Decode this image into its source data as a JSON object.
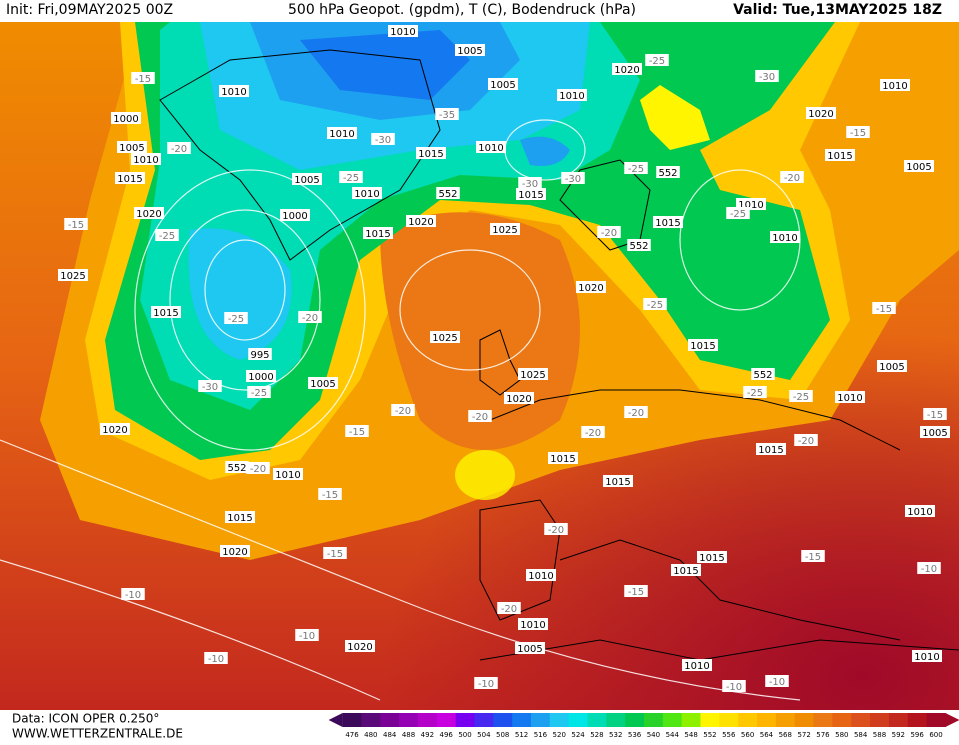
{
  "header": {
    "init": "Init: Fri,09MAY2025 00Z",
    "title": "500 hPa Geopot. (gpdm), T (C), Bodendruck (hPa)",
    "valid": "Valid: Tue,13MAY2025 18Z"
  },
  "footer": {
    "data": "Data: ICON OPER 0.250°",
    "site": "WWW.WETTERZENTRALE.DE"
  },
  "colorbar": {
    "values": [
      476,
      480,
      484,
      488,
      492,
      496,
      500,
      504,
      508,
      512,
      516,
      520,
      524,
      528,
      532,
      536,
      540,
      544,
      548,
      552,
      556,
      560,
      564,
      568,
      572,
      576,
      580,
      584,
      588,
      592,
      596,
      600
    ],
    "colors": [
      "#3c0a5a",
      "#5a0a78",
      "#7a0096",
      "#9600b4",
      "#b400c8",
      "#c800e0",
      "#7800f0",
      "#4628f0",
      "#1e50f0",
      "#1478f0",
      "#1ea0f0",
      "#1ec8f0",
      "#00e6e6",
      "#00dcb4",
      "#00d282",
      "#00c850",
      "#28d228",
      "#50e614",
      "#8cf000",
      "#fff500",
      "#ffe100",
      "#ffc800",
      "#ffb400",
      "#f5a000",
      "#f08c00",
      "#eb7814",
      "#e66414",
      "#dc501e",
      "#d23c1e",
      "#c3281e",
      "#b4141e",
      "#a00a28"
    ]
  },
  "map": {
    "isobar_labels": [
      "1010",
      "1005",
      "1020",
      "1010",
      "1005",
      "1010",
      "1010",
      "1000",
      "1020",
      "1005",
      "1010",
      "1010",
      "1015",
      "1010",
      "1015",
      "1005",
      "1015",
      "1005",
      "1010",
      "1015",
      "1020",
      "1000",
      "1020",
      "1025",
      "1015",
      "1015",
      "1010",
      "1010",
      "1025",
      "1020",
      "1015",
      "1025",
      "995",
      "1015",
      "1000",
      "1005",
      "1025",
      "1005",
      "1020",
      "1010",
      "1020",
      "1005",
      "1015",
      "1015",
      "1010",
      "1015",
      "1015",
      "1010",
      "1020",
      "1015",
      "1015",
      "1010",
      "1010",
      "1020",
      "1005",
      "1010",
      "1010",
      "552",
      "552",
      "552",
      "552",
      "552"
    ],
    "temperature_labels": [
      "-15",
      "-25",
      "-30",
      "-35",
      "-30",
      "-20",
      "-15",
      "-25",
      "-30",
      "-30",
      "-25",
      "-20",
      "-25",
      "-15",
      "-25",
      "-20",
      "-25",
      "-20",
      "-25",
      "-15",
      "-30",
      "-25",
      "-25",
      "-25",
      "-20",
      "-20",
      "-20",
      "-15",
      "-15",
      "-20",
      "-20",
      "-20",
      "-15",
      "-20",
      "-15",
      "-15",
      "-10",
      "-15",
      "-10",
      "-20",
      "-10",
      "-10",
      "-10",
      "-10",
      "-10"
    ]
  }
}
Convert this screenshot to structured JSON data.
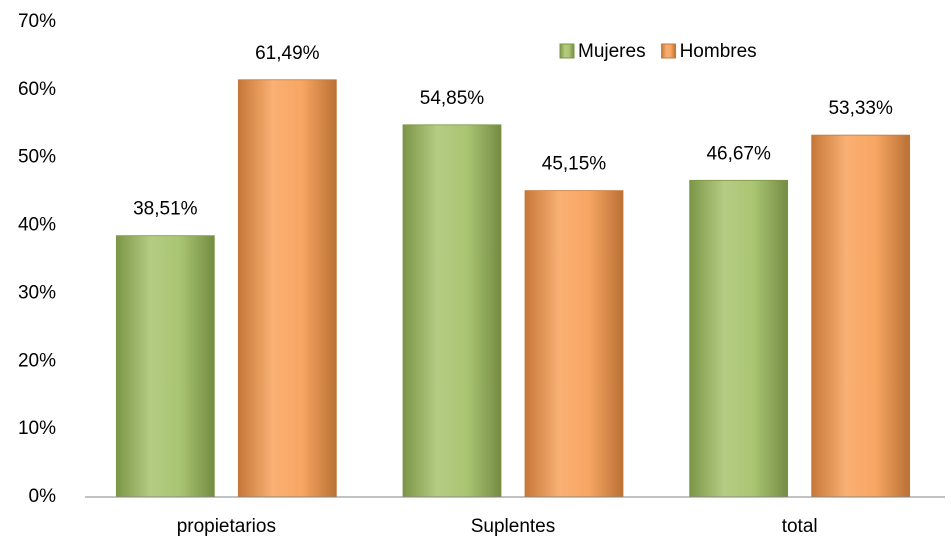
{
  "chart_data": {
    "type": "bar",
    "categories": [
      "propietarios",
      "Suplentes",
      "total"
    ],
    "series": [
      {
        "name": "Mujeres",
        "color": "#9bbb59",
        "values": [
          38.51,
          54.85,
          46.67
        ],
        "value_labels": [
          "38,51%",
          "54,85%",
          "46,67%"
        ]
      },
      {
        "name": "Hombres",
        "color": "#f79646",
        "values": [
          61.49,
          45.15,
          53.33
        ],
        "value_labels": [
          "61,49%",
          "45,15%",
          "53,33%"
        ]
      }
    ],
    "ylim": [
      0,
      70
    ],
    "yticks": [
      {
        "value": 0,
        "label": "0%"
      },
      {
        "value": 10,
        "label": "10%"
      },
      {
        "value": 20,
        "label": "20%"
      },
      {
        "value": 30,
        "label": "30%"
      },
      {
        "value": 40,
        "label": "40%"
      },
      {
        "value": 50,
        "label": "50%"
      },
      {
        "value": 60,
        "label": "60%"
      },
      {
        "value": 70,
        "label": "70%"
      }
    ],
    "grid": false,
    "legend": "top-right"
  }
}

====

→ **GIVEN TASK**:
Pull every line containing "JSON" from the material above.

→ **SOLUTION FOR THIS TASK**:
Decode this image into its source data as a JSON object.
Convert this screenshot to structured JSON data.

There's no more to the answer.